(Collected data)
*****

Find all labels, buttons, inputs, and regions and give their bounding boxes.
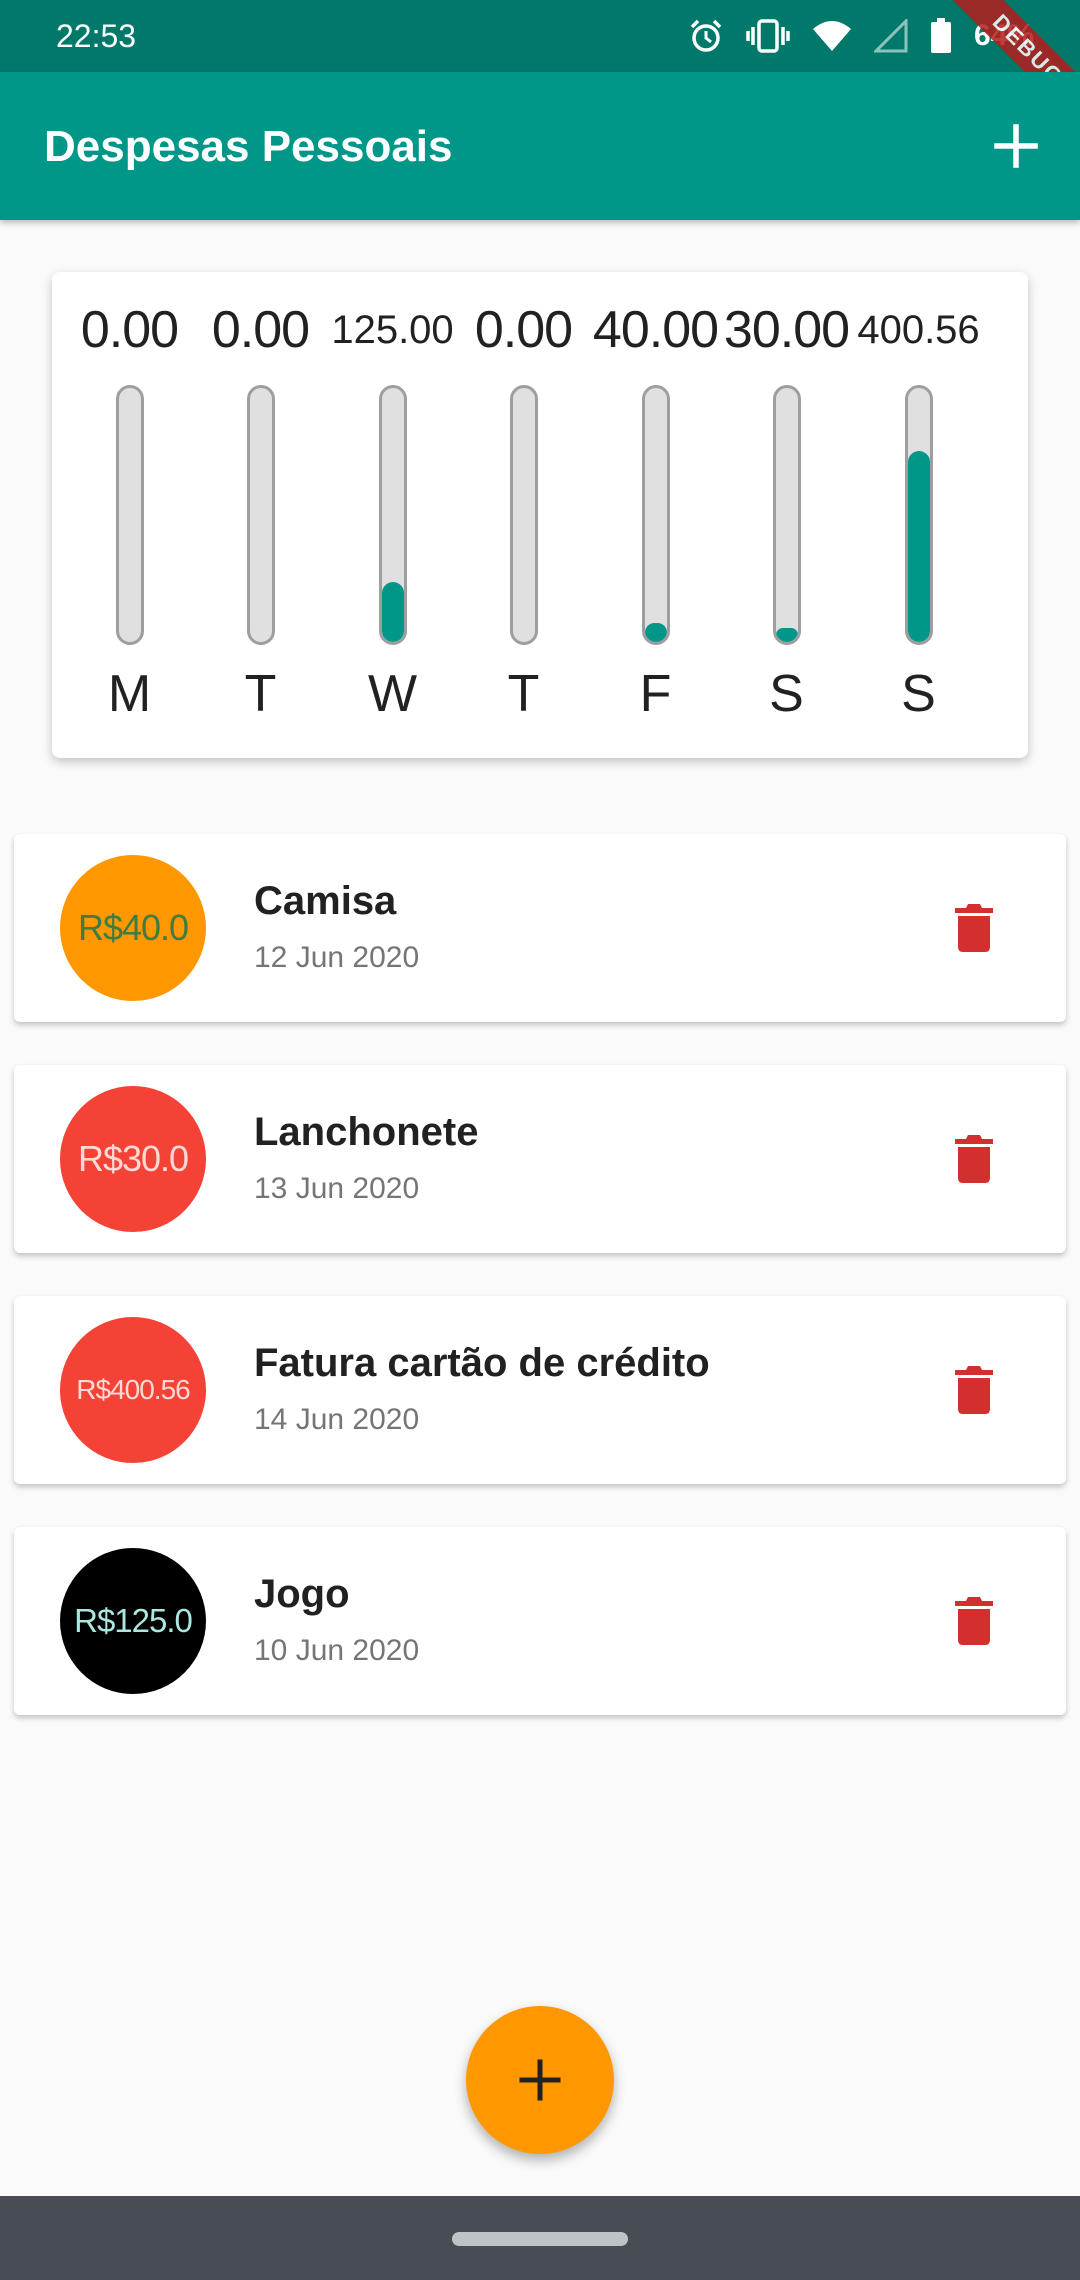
vibrate-icon — [746, 18, 790, 54]
chart-value: 400.56 — [857, 307, 980, 352]
amount-avatar: R$30.0 — [60, 1086, 206, 1232]
add-transaction-button[interactable] — [980, 110, 1052, 182]
transaction-date: 13 Jun 2020 — [254, 1172, 420, 1205]
chart-day-label: M — [107, 665, 152, 723]
add-icon — [519, 2059, 561, 2101]
chart-column: 0.00 M — [64, 272, 195, 758]
battery-icon — [930, 18, 952, 54]
chart-column: 400.56 S — [853, 272, 984, 758]
status-bar: 22:53 — [0, 0, 1080, 72]
transaction-title: Lanchonete — [254, 1110, 479, 1154]
wifi-icon — [812, 19, 852, 53]
app-bar: Despesas Pessoais — [0, 72, 1080, 220]
transaction-title: Jogo — [254, 1572, 350, 1616]
delete-button[interactable] — [944, 898, 1004, 958]
trash-icon — [955, 1597, 993, 1645]
delete-button[interactable] — [944, 1129, 1004, 1189]
delete-button[interactable] — [944, 1591, 1004, 1651]
system-nav-bar — [0, 2196, 1080, 2280]
transaction-date: 12 Jun 2020 — [254, 941, 420, 974]
transaction-date: 14 Jun 2020 — [254, 1403, 420, 1436]
transaction-item[interactable]: R$125.0 Jogo 10 Jun 2020 — [14, 1527, 1066, 1715]
chart-bar-track — [772, 385, 801, 645]
chart-bar-fill — [907, 451, 930, 642]
home-gesture-handle[interactable] — [452, 2232, 628, 2246]
chart-bar-track — [509, 385, 538, 645]
chart-bar-fill — [775, 627, 798, 642]
chart-column: 30.00 S — [721, 272, 852, 758]
transaction-item[interactable]: R$400.56 Fatura cartão de crédito 14 Jun… — [14, 1296, 1066, 1484]
chart-day-label: W — [367, 665, 418, 723]
chart-day-label: S — [901, 665, 936, 723]
alarm-icon — [688, 18, 724, 54]
trash-icon — [955, 904, 993, 952]
transaction-item[interactable]: R$30.0 Lanchonete 13 Jun 2020 — [14, 1065, 1066, 1253]
chart-day-label: T — [244, 665, 277, 723]
chart-day-label: F — [639, 665, 672, 723]
chart-column: 0.00 T — [195, 272, 326, 758]
chart-bar-track — [115, 385, 144, 645]
chart-value: 0.00 — [474, 301, 573, 359]
app-title: Despesas Pessoais — [44, 122, 453, 171]
chart-value: 0.00 — [211, 301, 310, 359]
chart-bar-track — [904, 385, 933, 645]
amount-avatar: R$400.56 — [60, 1317, 206, 1463]
chart-bar-fill — [381, 582, 404, 642]
transaction-title: Camisa — [254, 879, 397, 923]
amount-avatar: R$125.0 — [60, 1548, 206, 1694]
chart-column: 125.00 W — [327, 272, 458, 758]
chart-bar-track — [246, 385, 275, 645]
trash-icon — [955, 1366, 993, 1414]
transaction-item[interactable]: R$40.0 Camisa 12 Jun 2020 — [14, 834, 1066, 1022]
weekly-chart-card: 0.00 M 0.00 T 125.00 W 0.00 T 40.00 F 30… — [52, 272, 1028, 758]
chart-value: 125.00 — [331, 307, 454, 352]
chart-value: 30.00 — [723, 301, 850, 359]
chart-bar-track — [641, 385, 670, 645]
chart-day-label: T — [507, 665, 540, 723]
chart-column: 40.00 F — [590, 272, 721, 758]
transaction-title: Fatura cartão de crédito — [254, 1341, 710, 1385]
chart-column: 0.00 T — [458, 272, 589, 758]
delete-button[interactable] — [944, 1360, 1004, 1420]
chart-bar-track — [378, 385, 407, 645]
chart-value: 40.00 — [592, 301, 719, 359]
transaction-date: 10 Jun 2020 — [254, 1634, 420, 1667]
amount-avatar: R$40.0 — [60, 855, 206, 1001]
chart-bar-fill — [644, 622, 667, 642]
chart-day-label: S — [769, 665, 804, 723]
trash-icon — [955, 1135, 993, 1183]
add-icon — [994, 124, 1038, 168]
signal-icon — [873, 19, 908, 53]
fab-add-button[interactable] — [466, 2006, 614, 2154]
status-time: 22:53 — [56, 18, 137, 54]
chart-value: 0.00 — [80, 301, 179, 359]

*****

Can you copy every line of the records above verbatim, leaving the pictures out of your answer?

**TASK RESULT:**
Find all labels, buttons, inputs, and regions and give their bounding boxes.
vibrate-icon — [746, 18, 790, 54]
chart-value: 400.56 — [857, 307, 980, 352]
amount-avatar: R$30.0 — [60, 1086, 206, 1232]
add-transaction-button[interactable] — [980, 110, 1052, 182]
transaction-date: 13 Jun 2020 — [254, 1172, 420, 1205]
chart-day-label: M — [107, 665, 152, 723]
add-icon — [519, 2059, 561, 2101]
chart-column: 0.00 M — [64, 272, 195, 758]
battery-icon — [930, 18, 952, 54]
chart-column: 400.56 S — [853, 272, 984, 758]
status-bar: 22:53 — [0, 0, 1080, 72]
transaction-title: Lanchonete — [254, 1110, 479, 1154]
wifi-icon — [812, 19, 852, 53]
app-bar: Despesas Pessoais — [0, 72, 1080, 220]
transaction-title: Jogo — [254, 1572, 350, 1616]
delete-button[interactable] — [944, 898, 1004, 958]
trash-icon — [955, 1597, 993, 1645]
delete-button[interactable] — [944, 1129, 1004, 1189]
delete-button[interactable] — [944, 1591, 1004, 1651]
system-nav-bar — [0, 2196, 1080, 2280]
transaction-date: 12 Jun 2020 — [254, 941, 420, 974]
transaction-date: 14 Jun 2020 — [254, 1403, 420, 1436]
transaction-item[interactable]: R$125.0 Jogo 10 Jun 2020 — [14, 1527, 1066, 1715]
chart-bar-track — [772, 385, 801, 645]
chart-bar-fill — [907, 451, 930, 642]
home-gesture-handle[interactable] — [452, 2232, 628, 2246]
chart-bar-track — [509, 385, 538, 645]
chart-bar-fill — [775, 627, 798, 642]
chart-column: 30.00 S — [721, 272, 852, 758]
transaction-item[interactable]: R$400.56 Fatura cartão de crédito 14 Jun… — [14, 1296, 1066, 1484]
chart-day-label: W — [367, 665, 418, 723]
chart-day-label: S — [901, 665, 936, 723]
alarm-icon — [688, 18, 724, 54]
trash-icon — [955, 904, 993, 952]
transaction-item[interactable]: R$30.0 Lanchonete 13 Jun 2020 — [14, 1065, 1066, 1253]
chart-day-label: T — [244, 665, 277, 723]
chart-day-label: F — [639, 665, 672, 723]
chart-column: 0.00 T — [195, 272, 326, 758]
chart-bar-track — [115, 385, 144, 645]
chart-value: 0.00 — [474, 301, 573, 359]
app-title: Despesas Pessoais — [44, 122, 453, 171]
chart-value: 0.00 — [211, 301, 310, 359]
chart-bar-track — [904, 385, 933, 645]
amount-avatar: R$400.56 — [60, 1317, 206, 1463]
chart-bar-fill — [381, 582, 404, 642]
transaction-title: Camisa — [254, 879, 397, 923]
amount-avatar: R$125.0 — [60, 1548, 206, 1694]
chart-column: 125.00 W — [327, 272, 458, 758]
chart-bar-track — [246, 385, 275, 645]
trash-icon — [955, 1366, 993, 1414]
transaction-item[interactable]: R$40.0 Camisa 12 Jun 2020 — [14, 834, 1066, 1022]
weekly-chart-card: 0.00 M 0.00 T 125.00 W 0.00 T 40.00 F 30… — [52, 272, 1028, 758]
chart-value: 125.00 — [331, 307, 454, 352]
chart-value: 30.00 — [723, 301, 850, 359]
chart-bar-track — [641, 385, 670, 645]
chart-day-label: T — [507, 665, 540, 723]
chart-column: 40.00 F — [590, 272, 721, 758]
transaction-title: Fatura cartão de crédito — [254, 1341, 710, 1385]
chart-column: 0.00 T — [458, 272, 589, 758]
delete-button[interactable] — [944, 1360, 1004, 1420]
chart-bar-track — [378, 385, 407, 645]
chart-value: 40.00 — [592, 301, 719, 359]
transaction-date: 10 Jun 2020 — [254, 1634, 420, 1667]
amount-avatar: R$40.0 — [60, 855, 206, 1001]
chart-bar-fill — [644, 622, 667, 642]
chart-day-label: S — [769, 665, 804, 723]
trash-icon — [955, 1135, 993, 1183]
add-icon — [994, 124, 1038, 168]
signal-icon — [873, 19, 908, 53]
fab-add-button[interactable] — [466, 2006, 614, 2154]
status-time: 22:53 — [56, 18, 137, 54]
chart-value: 0.00 — [80, 301, 179, 359]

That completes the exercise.